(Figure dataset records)
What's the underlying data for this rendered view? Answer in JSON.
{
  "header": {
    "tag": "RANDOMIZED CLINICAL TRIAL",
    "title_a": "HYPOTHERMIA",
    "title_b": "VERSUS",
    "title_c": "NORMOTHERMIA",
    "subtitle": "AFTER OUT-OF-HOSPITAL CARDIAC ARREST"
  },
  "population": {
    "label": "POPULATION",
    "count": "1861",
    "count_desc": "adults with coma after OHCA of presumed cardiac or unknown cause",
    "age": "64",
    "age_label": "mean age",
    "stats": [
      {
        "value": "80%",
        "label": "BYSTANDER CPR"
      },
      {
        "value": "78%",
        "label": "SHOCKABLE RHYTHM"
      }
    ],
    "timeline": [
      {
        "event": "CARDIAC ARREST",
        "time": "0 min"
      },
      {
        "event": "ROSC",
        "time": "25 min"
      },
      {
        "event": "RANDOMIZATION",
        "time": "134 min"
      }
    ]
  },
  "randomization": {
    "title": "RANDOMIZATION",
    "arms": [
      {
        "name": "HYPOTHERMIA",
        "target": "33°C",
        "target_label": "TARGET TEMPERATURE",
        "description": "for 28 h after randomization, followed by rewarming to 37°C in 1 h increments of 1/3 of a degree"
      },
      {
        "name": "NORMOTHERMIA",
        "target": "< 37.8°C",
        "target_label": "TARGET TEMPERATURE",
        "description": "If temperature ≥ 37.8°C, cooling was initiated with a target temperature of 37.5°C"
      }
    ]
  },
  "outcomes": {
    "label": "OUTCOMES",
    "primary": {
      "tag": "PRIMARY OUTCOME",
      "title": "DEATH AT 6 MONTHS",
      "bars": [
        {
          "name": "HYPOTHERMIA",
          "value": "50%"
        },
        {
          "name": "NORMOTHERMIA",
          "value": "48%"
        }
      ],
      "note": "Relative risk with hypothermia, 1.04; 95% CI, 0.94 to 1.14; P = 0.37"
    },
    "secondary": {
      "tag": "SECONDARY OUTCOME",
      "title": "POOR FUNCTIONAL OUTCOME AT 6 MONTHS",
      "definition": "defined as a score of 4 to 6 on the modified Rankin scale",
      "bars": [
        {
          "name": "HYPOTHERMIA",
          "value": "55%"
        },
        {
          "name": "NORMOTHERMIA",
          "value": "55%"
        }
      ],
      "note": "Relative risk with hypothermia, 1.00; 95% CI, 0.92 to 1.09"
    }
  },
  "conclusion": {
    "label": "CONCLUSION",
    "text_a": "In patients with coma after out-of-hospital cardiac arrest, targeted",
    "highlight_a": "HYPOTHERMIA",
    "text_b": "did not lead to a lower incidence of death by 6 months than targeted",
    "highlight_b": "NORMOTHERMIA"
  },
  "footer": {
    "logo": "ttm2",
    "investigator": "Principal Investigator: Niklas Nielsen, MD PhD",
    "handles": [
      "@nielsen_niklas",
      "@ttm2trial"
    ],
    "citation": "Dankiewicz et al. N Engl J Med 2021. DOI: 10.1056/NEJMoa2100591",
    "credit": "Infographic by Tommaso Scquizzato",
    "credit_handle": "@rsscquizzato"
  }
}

> [WHAT IS EXPECTED]: Could you say how many lines of the entries contain the string "value"? Only the number should be given.

> [ANSWER TO THIS PROBLEM]: 6